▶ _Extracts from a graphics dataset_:
━━━━━━
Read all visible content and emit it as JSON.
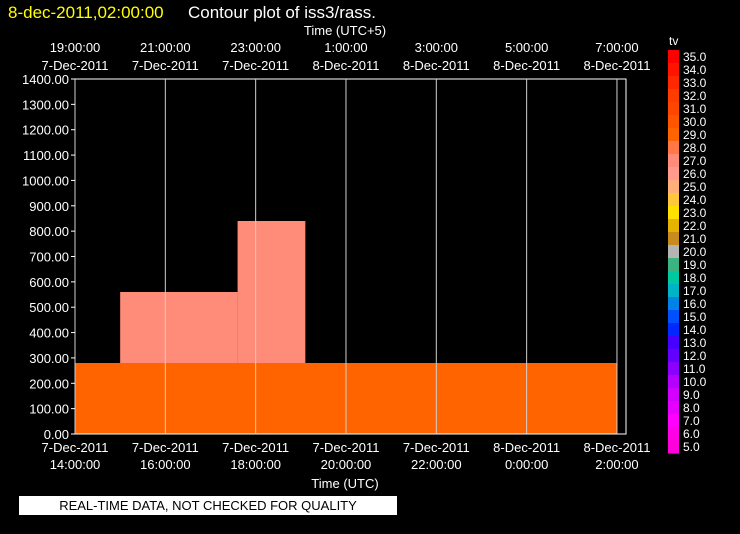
{
  "header": {
    "date": "8-dec-2011,02:00:00",
    "title": "Contour plot of iss3/rass."
  },
  "banner": "REAL-TIME DATA, NOT CHECKED FOR QUALITY",
  "chart_data": {
    "type": "heatmap",
    "top_axis_label": "Time (UTC+5)",
    "top_ticks": [
      {
        "time": "19:00:00",
        "date": "7-Dec-2011"
      },
      {
        "time": "21:00:00",
        "date": "7-Dec-2011"
      },
      {
        "time": "23:00:00",
        "date": "7-Dec-2011"
      },
      {
        "time": "1:00:00",
        "date": "8-Dec-2011"
      },
      {
        "time": "3:00:00",
        "date": "8-Dec-2011"
      },
      {
        "time": "5:00:00",
        "date": "8-Dec-2011"
      },
      {
        "time": "7:00:00",
        "date": "8-Dec-2011"
      }
    ],
    "xlabel": "Time (UTC)",
    "bottom_ticks": [
      {
        "date": "7-Dec-2011",
        "time": "14:00:00"
      },
      {
        "date": "7-Dec-2011",
        "time": "16:00:00"
      },
      {
        "date": "7-Dec-2011",
        "time": "18:00:00"
      },
      {
        "date": "7-Dec-2011",
        "time": "20:00:00"
      },
      {
        "date": "7-Dec-2011",
        "time": "22:00:00"
      },
      {
        "date": "8-Dec-2011",
        "time": "0:00:00"
      },
      {
        "date": "8-Dec-2011",
        "time": "2:00:00"
      }
    ],
    "y_ticks": [
      "0.00",
      "100.00",
      "200.00",
      "300.00",
      "400.00",
      "500.00",
      "600.00",
      "700.00",
      "800.00",
      "900.00",
      "1000.00",
      "1100.00",
      "1200.00",
      "1300.00",
      "1400.00"
    ],
    "ylim": [
      0,
      1400
    ],
    "x_hours": [
      14,
      26.2
    ],
    "colorbar": {
      "title": "tv",
      "labels": [
        "35.0",
        "34.0",
        "33.0",
        "32.0",
        "31.0",
        "30.0",
        "29.0",
        "28.0",
        "27.0",
        "26.0",
        "25.0",
        "24.0",
        "23.0",
        "22.0",
        "21.0",
        "20.0",
        "19.0",
        "18.0",
        "17.0",
        "16.0",
        "15.0",
        "14.0",
        "13.0",
        "12.0",
        "11.0",
        "10.0",
        "9.0",
        "8.0",
        "7.0",
        "6.0",
        "5.0"
      ],
      "colors": [
        "#ff0000",
        "#ff1400",
        "#ff2800",
        "#ff3c00",
        "#ff4600",
        "#ff5500",
        "#ff6400",
        "#ff7846",
        "#ff8c78",
        "#ff9a8c",
        "#ffb07a",
        "#ffc83c",
        "#ffe000",
        "#e6b400",
        "#c88c1e",
        "#b4b4b4",
        "#3cb482",
        "#00c8a0",
        "#00b4c8",
        "#0082e6",
        "#0050ff",
        "#0028ff",
        "#4600ff",
        "#6400ff",
        "#8c00ff",
        "#b400ff",
        "#d200ff",
        "#e600ff",
        "#ff00ff",
        "#ff00e6",
        "#ff00dc"
      ]
    },
    "regions": [
      {
        "t0": 14.0,
        "t1": 26.0,
        "h0": 0,
        "h1": 280,
        "value": 29.5
      },
      {
        "t0": 15.0,
        "t1": 17.6,
        "h0": 280,
        "h1": 560,
        "value": 27.5
      },
      {
        "t0": 17.6,
        "t1": 19.1,
        "h0": 280,
        "h1": 840,
        "value": 27.0
      }
    ]
  }
}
━━━━━━
▶ _SHORT EXERCISE_: Apart from the pictures, the entries above are to be repeated in full and exactly.

▶ _REPLY_:
Read all visible content and emit it as JSON.
{
  "header": {
    "date": "8-dec-2011,02:00:00",
    "title": "Contour plot of iss3/rass."
  },
  "banner": "REAL-TIME DATA, NOT CHECKED FOR QUALITY",
  "chart_data": {
    "type": "heatmap",
    "top_axis_label": "Time (UTC+5)",
    "top_ticks": [
      {
        "time": "19:00:00",
        "date": "7-Dec-2011"
      },
      {
        "time": "21:00:00",
        "date": "7-Dec-2011"
      },
      {
        "time": "23:00:00",
        "date": "7-Dec-2011"
      },
      {
        "time": "1:00:00",
        "date": "8-Dec-2011"
      },
      {
        "time": "3:00:00",
        "date": "8-Dec-2011"
      },
      {
        "time": "5:00:00",
        "date": "8-Dec-2011"
      },
      {
        "time": "7:00:00",
        "date": "8-Dec-2011"
      }
    ],
    "xlabel": "Time (UTC)",
    "bottom_ticks": [
      {
        "date": "7-Dec-2011",
        "time": "14:00:00"
      },
      {
        "date": "7-Dec-2011",
        "time": "16:00:00"
      },
      {
        "date": "7-Dec-2011",
        "time": "18:00:00"
      },
      {
        "date": "7-Dec-2011",
        "time": "20:00:00"
      },
      {
        "date": "7-Dec-2011",
        "time": "22:00:00"
      },
      {
        "date": "8-Dec-2011",
        "time": "0:00:00"
      },
      {
        "date": "8-Dec-2011",
        "time": "2:00:00"
      }
    ],
    "y_ticks": [
      "0.00",
      "100.00",
      "200.00",
      "300.00",
      "400.00",
      "500.00",
      "600.00",
      "700.00",
      "800.00",
      "900.00",
      "1000.00",
      "1100.00",
      "1200.00",
      "1300.00",
      "1400.00"
    ],
    "ylim": [
      0,
      1400
    ],
    "x_hours": [
      14,
      26.2
    ],
    "colorbar": {
      "title": "tv",
      "labels": [
        "35.0",
        "34.0",
        "33.0",
        "32.0",
        "31.0",
        "30.0",
        "29.0",
        "28.0",
        "27.0",
        "26.0",
        "25.0",
        "24.0",
        "23.0",
        "22.0",
        "21.0",
        "20.0",
        "19.0",
        "18.0",
        "17.0",
        "16.0",
        "15.0",
        "14.0",
        "13.0",
        "12.0",
        "11.0",
        "10.0",
        "9.0",
        "8.0",
        "7.0",
        "6.0",
        "5.0"
      ],
      "colors": [
        "#ff0000",
        "#ff1400",
        "#ff2800",
        "#ff3c00",
        "#ff4600",
        "#ff5500",
        "#ff6400",
        "#ff7846",
        "#ff8c78",
        "#ff9a8c",
        "#ffb07a",
        "#ffc83c",
        "#ffe000",
        "#e6b400",
        "#c88c1e",
        "#b4b4b4",
        "#3cb482",
        "#00c8a0",
        "#00b4c8",
        "#0082e6",
        "#0050ff",
        "#0028ff",
        "#4600ff",
        "#6400ff",
        "#8c00ff",
        "#b400ff",
        "#d200ff",
        "#e600ff",
        "#ff00ff",
        "#ff00e6",
        "#ff00dc"
      ]
    },
    "regions": [
      {
        "t0": 14.0,
        "t1": 26.0,
        "h0": 0,
        "h1": 280,
        "value": 29.5
      },
      {
        "t0": 15.0,
        "t1": 17.6,
        "h0": 280,
        "h1": 560,
        "value": 27.5
      },
      {
        "t0": 17.6,
        "t1": 19.1,
        "h0": 280,
        "h1": 840,
        "value": 27.0
      }
    ]
  }
}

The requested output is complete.